** BEGIN Dataset extract **
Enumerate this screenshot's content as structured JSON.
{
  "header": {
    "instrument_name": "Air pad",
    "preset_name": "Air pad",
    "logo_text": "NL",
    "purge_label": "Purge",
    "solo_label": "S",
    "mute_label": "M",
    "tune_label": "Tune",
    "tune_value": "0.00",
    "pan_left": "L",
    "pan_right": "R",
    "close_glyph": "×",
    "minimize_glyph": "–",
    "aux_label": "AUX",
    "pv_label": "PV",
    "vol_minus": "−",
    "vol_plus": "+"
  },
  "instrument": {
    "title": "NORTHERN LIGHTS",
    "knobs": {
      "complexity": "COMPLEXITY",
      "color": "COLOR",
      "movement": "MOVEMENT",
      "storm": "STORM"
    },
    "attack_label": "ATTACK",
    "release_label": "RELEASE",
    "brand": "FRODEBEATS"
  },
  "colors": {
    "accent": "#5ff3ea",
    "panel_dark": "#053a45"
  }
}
** END Dataset extract **
** BEGIN Dataset extract **
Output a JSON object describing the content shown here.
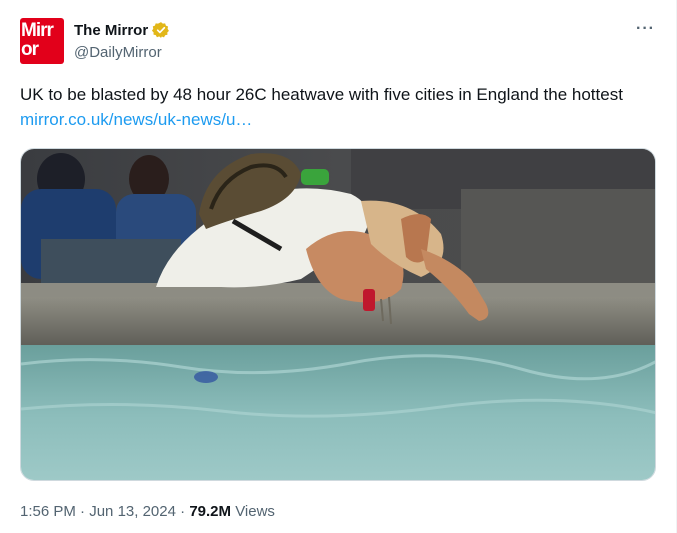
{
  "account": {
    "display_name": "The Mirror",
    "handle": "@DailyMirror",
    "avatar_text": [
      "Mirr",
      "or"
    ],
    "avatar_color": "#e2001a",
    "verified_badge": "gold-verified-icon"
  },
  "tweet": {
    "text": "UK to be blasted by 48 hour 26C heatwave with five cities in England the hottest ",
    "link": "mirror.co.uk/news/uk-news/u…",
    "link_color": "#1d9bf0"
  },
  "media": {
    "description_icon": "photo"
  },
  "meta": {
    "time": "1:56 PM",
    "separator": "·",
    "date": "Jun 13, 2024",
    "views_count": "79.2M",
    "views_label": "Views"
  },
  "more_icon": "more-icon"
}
** END Dataset extract **
Written exercise
Count the lines of the data that include the string "content", and give only that number.

Written reply
2